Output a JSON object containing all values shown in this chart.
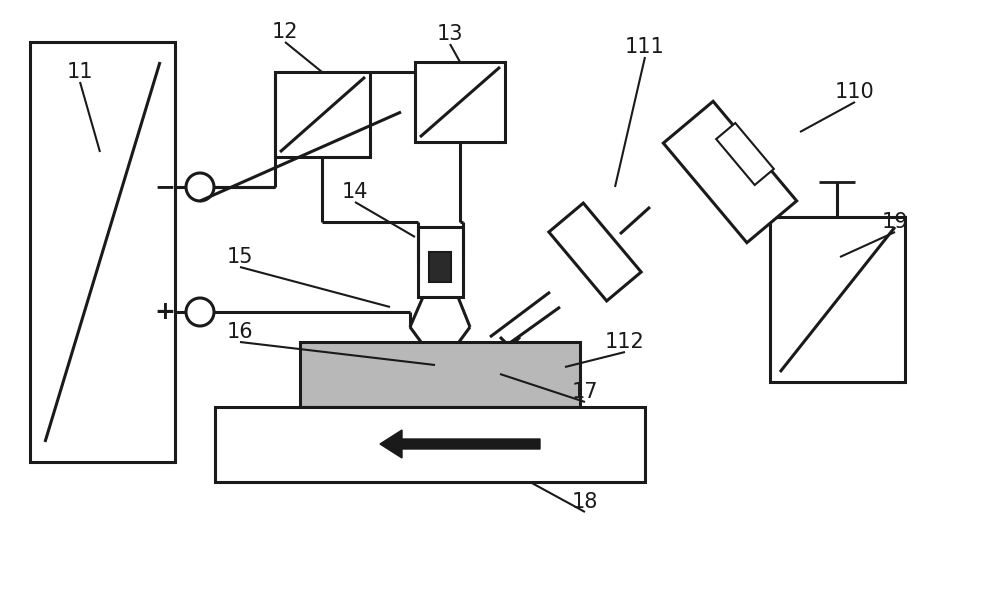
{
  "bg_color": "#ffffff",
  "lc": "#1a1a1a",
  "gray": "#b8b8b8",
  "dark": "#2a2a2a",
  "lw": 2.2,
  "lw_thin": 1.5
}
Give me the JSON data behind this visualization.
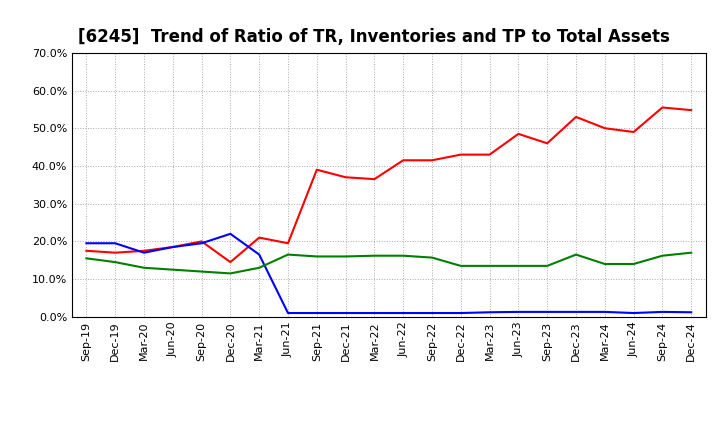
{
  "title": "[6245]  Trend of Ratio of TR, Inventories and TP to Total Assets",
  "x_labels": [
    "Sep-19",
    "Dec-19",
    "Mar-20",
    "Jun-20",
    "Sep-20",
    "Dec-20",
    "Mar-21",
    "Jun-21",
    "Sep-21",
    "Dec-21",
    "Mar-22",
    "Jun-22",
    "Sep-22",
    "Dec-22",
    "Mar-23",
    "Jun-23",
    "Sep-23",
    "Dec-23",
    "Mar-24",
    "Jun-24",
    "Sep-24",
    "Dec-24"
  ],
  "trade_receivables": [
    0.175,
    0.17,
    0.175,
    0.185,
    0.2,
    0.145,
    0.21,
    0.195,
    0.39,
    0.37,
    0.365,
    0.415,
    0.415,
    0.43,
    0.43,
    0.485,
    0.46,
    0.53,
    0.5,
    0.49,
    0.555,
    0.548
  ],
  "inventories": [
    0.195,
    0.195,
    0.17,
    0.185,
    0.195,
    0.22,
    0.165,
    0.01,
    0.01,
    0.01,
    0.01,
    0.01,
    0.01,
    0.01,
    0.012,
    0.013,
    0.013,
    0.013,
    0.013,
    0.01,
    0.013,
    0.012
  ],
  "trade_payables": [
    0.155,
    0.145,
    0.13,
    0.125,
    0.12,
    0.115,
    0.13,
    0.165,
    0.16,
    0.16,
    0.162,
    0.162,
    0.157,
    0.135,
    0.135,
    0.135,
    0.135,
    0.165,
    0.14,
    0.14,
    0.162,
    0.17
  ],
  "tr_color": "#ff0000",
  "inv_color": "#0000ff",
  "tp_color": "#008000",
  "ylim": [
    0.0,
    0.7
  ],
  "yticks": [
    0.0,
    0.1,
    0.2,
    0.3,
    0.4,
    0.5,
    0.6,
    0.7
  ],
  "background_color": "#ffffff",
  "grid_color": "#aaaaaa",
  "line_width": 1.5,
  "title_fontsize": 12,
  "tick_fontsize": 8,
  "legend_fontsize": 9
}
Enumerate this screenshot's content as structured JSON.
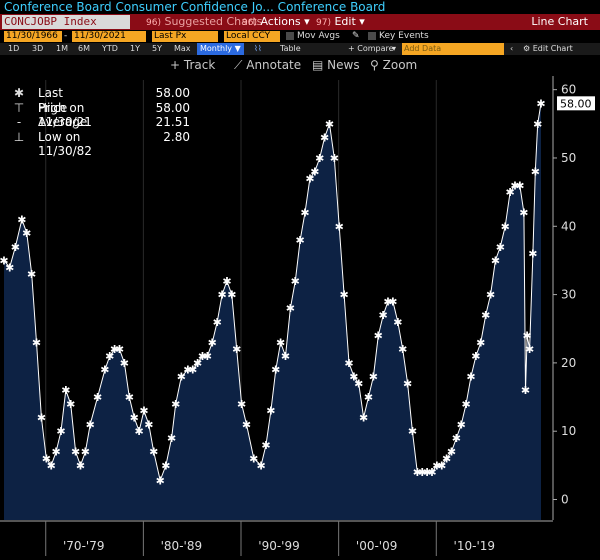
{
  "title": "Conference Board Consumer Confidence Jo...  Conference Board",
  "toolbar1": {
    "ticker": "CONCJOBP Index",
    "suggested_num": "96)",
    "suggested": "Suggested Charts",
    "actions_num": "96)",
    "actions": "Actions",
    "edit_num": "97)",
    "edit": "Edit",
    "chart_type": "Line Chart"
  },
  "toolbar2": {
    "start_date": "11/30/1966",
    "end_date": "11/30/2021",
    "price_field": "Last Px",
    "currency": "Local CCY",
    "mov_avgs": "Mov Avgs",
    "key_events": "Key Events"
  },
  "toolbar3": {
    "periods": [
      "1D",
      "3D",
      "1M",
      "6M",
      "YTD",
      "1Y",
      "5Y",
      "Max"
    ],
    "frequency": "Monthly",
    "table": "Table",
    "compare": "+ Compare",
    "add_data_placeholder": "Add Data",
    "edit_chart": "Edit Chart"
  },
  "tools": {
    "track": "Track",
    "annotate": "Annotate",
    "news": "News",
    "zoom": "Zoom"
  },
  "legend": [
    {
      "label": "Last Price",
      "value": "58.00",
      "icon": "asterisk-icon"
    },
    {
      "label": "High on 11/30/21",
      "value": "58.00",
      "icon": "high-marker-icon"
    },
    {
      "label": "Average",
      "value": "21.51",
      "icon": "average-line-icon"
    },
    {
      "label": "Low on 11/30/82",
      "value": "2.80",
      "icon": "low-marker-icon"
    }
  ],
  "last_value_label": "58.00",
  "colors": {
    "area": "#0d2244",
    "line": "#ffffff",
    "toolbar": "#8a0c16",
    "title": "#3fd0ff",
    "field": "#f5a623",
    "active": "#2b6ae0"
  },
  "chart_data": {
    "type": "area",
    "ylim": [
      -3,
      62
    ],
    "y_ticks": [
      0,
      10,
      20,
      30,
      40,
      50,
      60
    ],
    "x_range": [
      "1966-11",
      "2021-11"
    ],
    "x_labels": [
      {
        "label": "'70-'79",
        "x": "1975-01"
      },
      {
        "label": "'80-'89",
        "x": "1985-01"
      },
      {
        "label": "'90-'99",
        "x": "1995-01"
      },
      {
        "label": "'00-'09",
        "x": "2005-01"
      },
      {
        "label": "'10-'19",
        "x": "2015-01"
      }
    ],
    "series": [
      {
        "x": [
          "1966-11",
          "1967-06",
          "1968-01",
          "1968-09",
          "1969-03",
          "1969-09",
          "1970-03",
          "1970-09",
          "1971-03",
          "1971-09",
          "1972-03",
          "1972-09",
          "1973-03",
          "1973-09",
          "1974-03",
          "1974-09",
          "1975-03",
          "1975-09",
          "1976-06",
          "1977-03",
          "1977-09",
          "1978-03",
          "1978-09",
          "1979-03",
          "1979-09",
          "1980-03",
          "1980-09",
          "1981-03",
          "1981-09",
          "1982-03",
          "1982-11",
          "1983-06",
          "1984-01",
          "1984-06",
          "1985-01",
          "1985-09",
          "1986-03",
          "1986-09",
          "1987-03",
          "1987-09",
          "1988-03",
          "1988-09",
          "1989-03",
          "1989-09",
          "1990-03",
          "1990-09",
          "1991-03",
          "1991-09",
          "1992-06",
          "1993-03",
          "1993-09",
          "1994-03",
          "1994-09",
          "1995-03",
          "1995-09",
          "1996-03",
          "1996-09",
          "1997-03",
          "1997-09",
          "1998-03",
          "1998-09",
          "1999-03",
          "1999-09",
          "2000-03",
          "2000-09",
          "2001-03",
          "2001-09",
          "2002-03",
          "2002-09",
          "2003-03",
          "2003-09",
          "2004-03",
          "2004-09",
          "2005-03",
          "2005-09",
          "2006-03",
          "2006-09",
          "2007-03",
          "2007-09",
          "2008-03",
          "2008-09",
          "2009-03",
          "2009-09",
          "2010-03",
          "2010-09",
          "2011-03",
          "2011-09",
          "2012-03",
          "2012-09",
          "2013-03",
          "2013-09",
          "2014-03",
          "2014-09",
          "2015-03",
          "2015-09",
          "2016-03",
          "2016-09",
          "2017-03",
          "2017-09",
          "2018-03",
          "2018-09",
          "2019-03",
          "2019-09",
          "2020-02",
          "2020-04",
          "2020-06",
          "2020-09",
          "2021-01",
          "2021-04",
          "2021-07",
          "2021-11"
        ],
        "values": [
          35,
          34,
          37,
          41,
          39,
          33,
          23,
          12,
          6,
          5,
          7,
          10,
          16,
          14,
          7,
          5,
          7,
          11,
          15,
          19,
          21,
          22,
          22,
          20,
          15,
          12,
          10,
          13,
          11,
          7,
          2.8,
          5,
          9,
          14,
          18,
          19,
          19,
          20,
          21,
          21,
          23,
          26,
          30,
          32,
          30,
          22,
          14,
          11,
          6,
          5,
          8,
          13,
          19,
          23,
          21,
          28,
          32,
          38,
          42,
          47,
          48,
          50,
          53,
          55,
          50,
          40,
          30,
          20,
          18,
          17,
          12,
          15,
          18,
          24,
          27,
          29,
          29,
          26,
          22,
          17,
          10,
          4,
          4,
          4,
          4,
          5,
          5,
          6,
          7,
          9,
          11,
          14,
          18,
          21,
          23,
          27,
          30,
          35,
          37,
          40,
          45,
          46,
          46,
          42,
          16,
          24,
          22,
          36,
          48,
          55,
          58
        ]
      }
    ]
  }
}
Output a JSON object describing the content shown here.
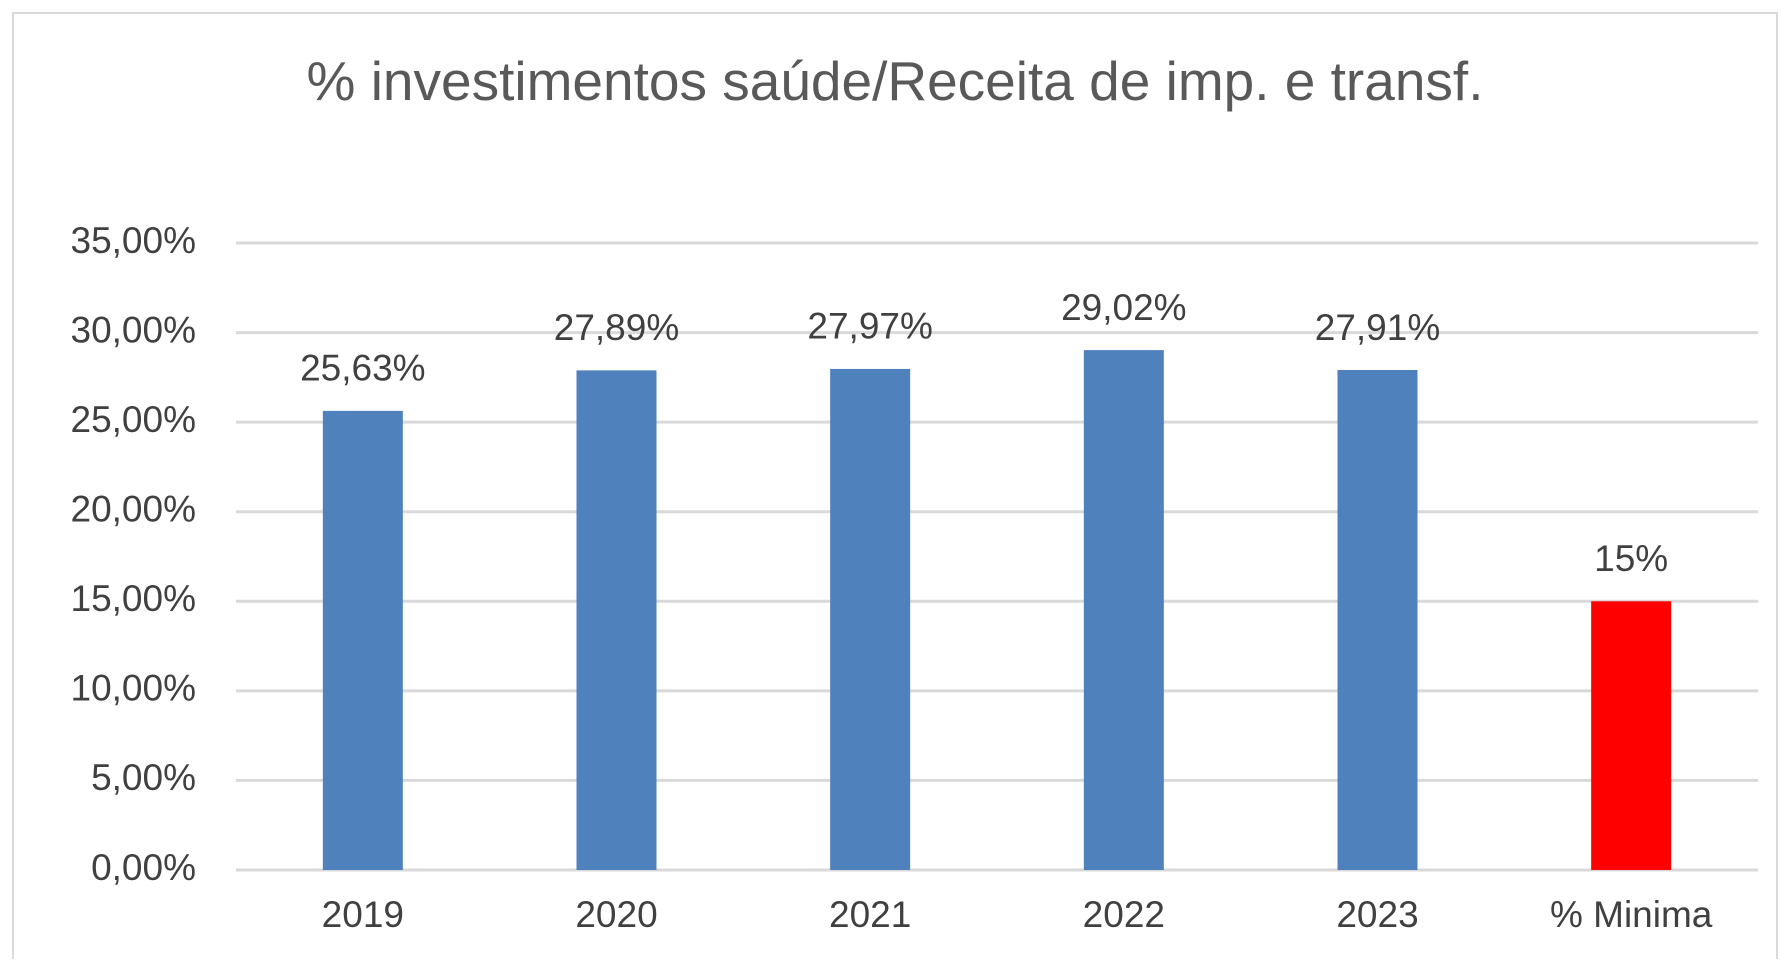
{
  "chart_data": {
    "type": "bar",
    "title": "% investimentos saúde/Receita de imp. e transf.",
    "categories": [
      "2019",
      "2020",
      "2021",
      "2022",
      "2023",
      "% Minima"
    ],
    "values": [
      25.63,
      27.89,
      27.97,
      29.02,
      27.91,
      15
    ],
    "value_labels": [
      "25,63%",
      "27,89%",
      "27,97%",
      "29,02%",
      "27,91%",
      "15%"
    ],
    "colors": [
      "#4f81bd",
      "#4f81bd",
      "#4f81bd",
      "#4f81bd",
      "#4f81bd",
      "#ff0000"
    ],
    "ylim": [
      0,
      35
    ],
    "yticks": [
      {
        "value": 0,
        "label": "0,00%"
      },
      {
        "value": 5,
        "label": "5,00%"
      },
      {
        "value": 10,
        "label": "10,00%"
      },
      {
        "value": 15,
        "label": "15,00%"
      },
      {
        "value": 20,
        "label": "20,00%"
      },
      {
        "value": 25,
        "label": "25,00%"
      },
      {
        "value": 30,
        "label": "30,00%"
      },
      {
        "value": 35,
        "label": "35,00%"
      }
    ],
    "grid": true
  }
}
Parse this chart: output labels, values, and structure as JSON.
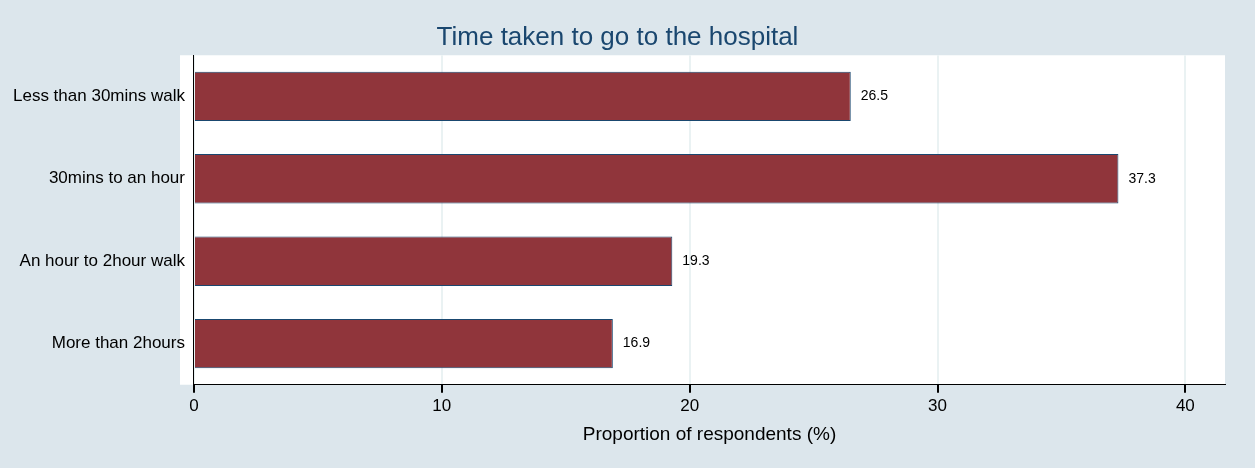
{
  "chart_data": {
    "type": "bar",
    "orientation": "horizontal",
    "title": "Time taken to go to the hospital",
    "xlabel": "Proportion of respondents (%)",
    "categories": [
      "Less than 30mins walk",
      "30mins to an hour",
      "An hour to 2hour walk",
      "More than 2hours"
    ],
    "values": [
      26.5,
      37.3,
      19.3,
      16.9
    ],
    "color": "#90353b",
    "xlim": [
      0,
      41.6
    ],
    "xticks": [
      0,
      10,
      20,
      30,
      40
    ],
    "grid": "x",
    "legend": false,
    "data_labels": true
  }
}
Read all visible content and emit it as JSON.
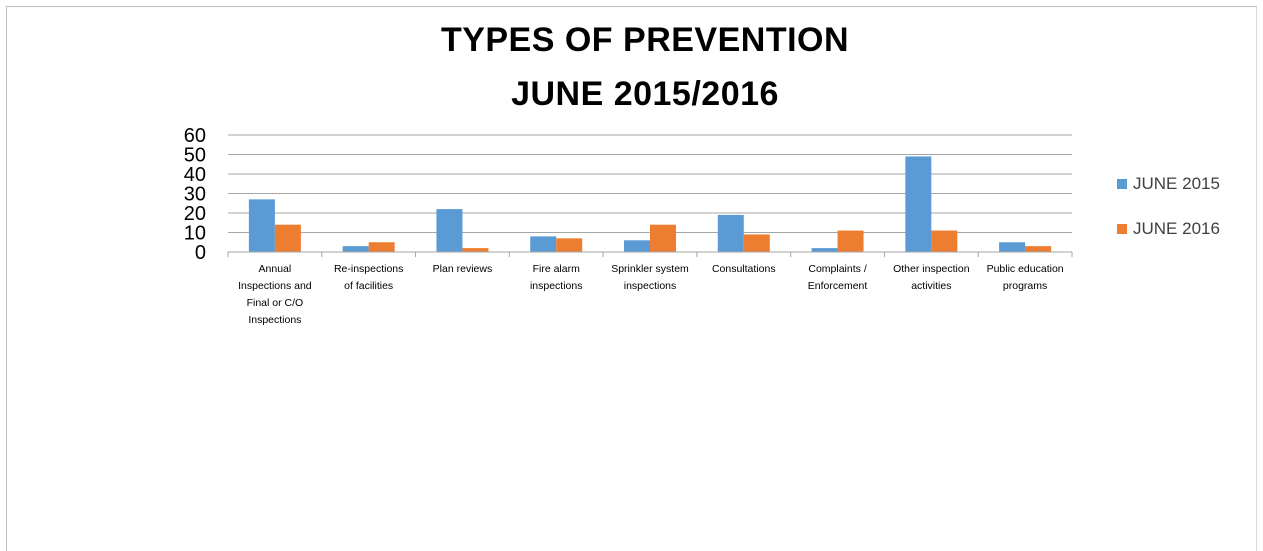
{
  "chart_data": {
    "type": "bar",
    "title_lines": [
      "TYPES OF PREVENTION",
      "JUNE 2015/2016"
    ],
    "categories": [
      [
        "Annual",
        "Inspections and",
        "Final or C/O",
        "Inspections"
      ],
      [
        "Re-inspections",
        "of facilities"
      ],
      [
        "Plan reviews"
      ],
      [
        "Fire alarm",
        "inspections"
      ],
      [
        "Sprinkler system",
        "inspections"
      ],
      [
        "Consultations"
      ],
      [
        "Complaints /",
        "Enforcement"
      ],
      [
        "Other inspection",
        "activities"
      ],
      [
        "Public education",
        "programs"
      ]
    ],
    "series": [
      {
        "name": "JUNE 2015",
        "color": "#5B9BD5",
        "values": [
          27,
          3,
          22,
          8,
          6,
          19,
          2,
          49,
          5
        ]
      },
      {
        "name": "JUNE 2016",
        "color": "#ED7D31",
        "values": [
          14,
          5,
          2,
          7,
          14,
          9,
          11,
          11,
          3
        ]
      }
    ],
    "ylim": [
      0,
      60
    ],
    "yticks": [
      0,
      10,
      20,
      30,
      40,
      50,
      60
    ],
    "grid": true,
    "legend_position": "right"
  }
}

__Work to be completed__: In the records above, locate the line containing "Read all visible content and emit it as JSON.", then copy exactly that line and every line after it through the end, omitting pictures.

__Full answer__:
Read all visible content and emit it as JSON.
{
  "chart_data": {
    "type": "bar",
    "title_lines": [
      "TYPES OF PREVENTION",
      "JUNE 2015/2016"
    ],
    "categories": [
      [
        "Annual",
        "Inspections and",
        "Final or C/O",
        "Inspections"
      ],
      [
        "Re-inspections",
        "of facilities"
      ],
      [
        "Plan reviews"
      ],
      [
        "Fire alarm",
        "inspections"
      ],
      [
        "Sprinkler system",
        "inspections"
      ],
      [
        "Consultations"
      ],
      [
        "Complaints /",
        "Enforcement"
      ],
      [
        "Other inspection",
        "activities"
      ],
      [
        "Public education",
        "programs"
      ]
    ],
    "series": [
      {
        "name": "JUNE 2015",
        "color": "#5B9BD5",
        "values": [
          27,
          3,
          22,
          8,
          6,
          19,
          2,
          49,
          5
        ]
      },
      {
        "name": "JUNE 2016",
        "color": "#ED7D31",
        "values": [
          14,
          5,
          2,
          7,
          14,
          9,
          11,
          11,
          3
        ]
      }
    ],
    "ylim": [
      0,
      60
    ],
    "yticks": [
      0,
      10,
      20,
      30,
      40,
      50,
      60
    ],
    "grid": true,
    "legend_position": "right"
  }
}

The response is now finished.